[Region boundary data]
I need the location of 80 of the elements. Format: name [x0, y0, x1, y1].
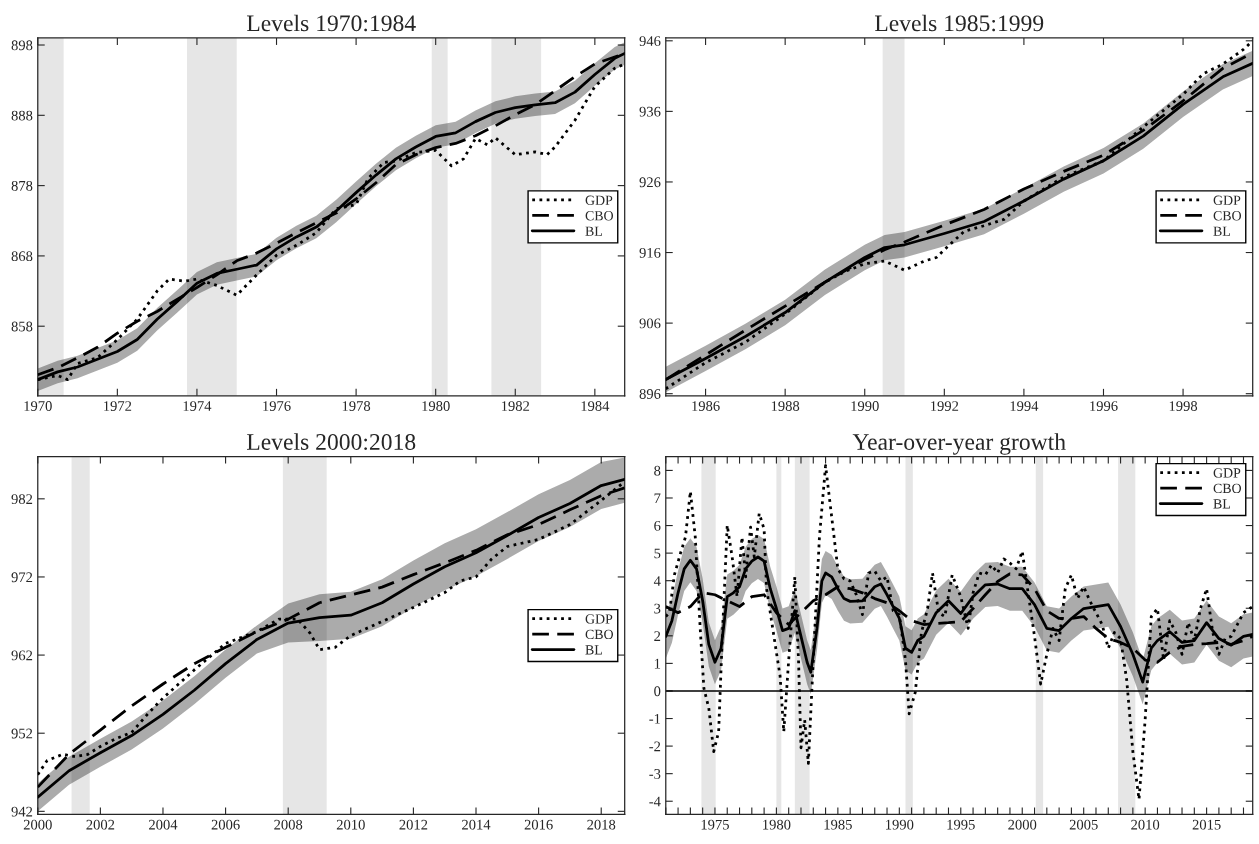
y-tick-label: 972 — [11, 572, 33, 583]
x-tick-label: 2015 — [1192, 819, 1221, 830]
legend-label: CBO — [1213, 211, 1242, 221]
y-tick-label: 916 — [639, 247, 661, 258]
x-tick-label: 1972 — [104, 401, 132, 411]
x-tick-label: 1985 — [824, 819, 852, 830]
legend-label: GDP — [1213, 468, 1241, 478]
y-tick-label: 878 — [11, 180, 33, 191]
x-tick-label: 1986 — [692, 401, 720, 411]
y-tick-label: 888 — [11, 110, 33, 121]
y-tick-label: 3 — [654, 603, 661, 614]
x-tick-label: 1975 — [701, 819, 729, 830]
x-tick-label: 1982 — [501, 401, 530, 411]
x-tick-label: 1988 — [771, 401, 800, 411]
y-tick-label: 868 — [11, 251, 33, 262]
y-tick-label: 896 — [639, 389, 661, 399]
x-tick-label: 1984 — [581, 401, 610, 411]
chart-title: Levels 1985:1999 — [875, 14, 1044, 32]
legend-label: BL — [1213, 226, 1230, 236]
chart-title: Levels 1970:1984 — [246, 14, 416, 32]
y-tick-label: -4 — [649, 796, 661, 807]
y-tick-label: 1 — [654, 658, 661, 669]
legend-label: BL — [585, 226, 602, 236]
y-tick-label: 858 — [11, 321, 33, 332]
y-tick-label: 6 — [654, 520, 661, 531]
x-tick-label: 2014 — [462, 819, 491, 830]
legend-label: GDP — [585, 614, 613, 624]
y-tick-label: -3 — [649, 769, 661, 779]
legend-label: GDP — [1213, 195, 1241, 205]
x-tick-label: 1990 — [851, 401, 879, 411]
y-tick-label: 2 — [654, 631, 661, 641]
x-tick-label: 1976 — [263, 401, 291, 411]
x-tick-label: 2006 — [211, 819, 240, 830]
x-tick-label: 2018 — [587, 819, 616, 830]
legend-label: BL — [585, 645, 602, 655]
x-tick-label: 1996 — [1090, 401, 1118, 411]
x-tick-label: 1978 — [342, 401, 371, 411]
x-tick-label: 1974 — [183, 401, 212, 411]
y-tick-label: 898 — [11, 40, 33, 51]
y-tick-label: -1 — [649, 713, 661, 724]
x-tick-label: 2002 — [86, 819, 115, 830]
legend-label: CBO — [1213, 483, 1242, 494]
x-tick-label: 2012 — [399, 819, 428, 830]
y-tick-label: 926 — [639, 177, 661, 188]
x-tick-label: 2016 — [524, 819, 553, 830]
x-tick-label: 1998 — [1169, 401, 1198, 411]
y-tick-label: 942 — [11, 806, 33, 817]
x-tick-label: 2010 — [336, 819, 365, 830]
x-tick-label: 2010 — [1131, 819, 1160, 830]
line-series — [665, 464, 1253, 801]
x-tick-label: 2004 — [149, 819, 178, 830]
legend-label: BL — [1213, 499, 1230, 509]
x-tick-label: 1970 — [24, 401, 52, 411]
y-tick-label: 936 — [639, 106, 661, 117]
x-tick-label: 1980 — [422, 401, 450, 411]
y-tick-label: -2 — [649, 741, 661, 752]
x-tick-label: 1980 — [763, 819, 791, 830]
y-tick-label: 952 — [11, 728, 33, 739]
legend-label: CBO — [585, 629, 614, 640]
y-tick-label: 906 — [639, 318, 661, 329]
y-tick-label: 982 — [11, 494, 33, 505]
chart-title: Levels 2000:2018 — [246, 433, 416, 451]
y-tick-label: 946 — [639, 36, 661, 47]
chart-title: Year-over-year growth — [852, 433, 1066, 455]
x-tick-label: 1995 — [947, 819, 975, 830]
y-tick-label: 8 — [654, 465, 661, 476]
x-tick-label: 2000 — [1008, 819, 1037, 830]
x-tick-label: 2008 — [274, 819, 303, 830]
x-tick-label: 2000 — [23, 819, 52, 830]
y-tick-label: 5 — [654, 548, 661, 559]
y-tick-label: 962 — [11, 650, 33, 661]
y-tick-label: 4 — [653, 576, 661, 586]
legend-label: GDP — [585, 195, 613, 205]
x-tick-label: 1994 — [1010, 401, 1039, 411]
x-tick-label: 1990 — [886, 819, 914, 830]
y-tick-label: 0 — [654, 686, 661, 697]
y-tick-label: 7 — [654, 493, 661, 504]
legend-label: CBO — [585, 211, 614, 221]
x-tick-label: 1992 — [931, 401, 959, 411]
x-tick-label: 2005 — [1069, 819, 1098, 830]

*Written task*
Which lines in the records contain the string "chart"? Gather every such line, matching case exactly.

*Problem solution*
chart-title: Levels 1985:1999 — [875, 14, 1044, 32]
chart-title: Levels 1970:1984 — [246, 14, 416, 32]
chart-title: Levels 2000:2018 — [246, 433, 416, 451]
chart-title: Year-over-year growth — [852, 433, 1066, 455]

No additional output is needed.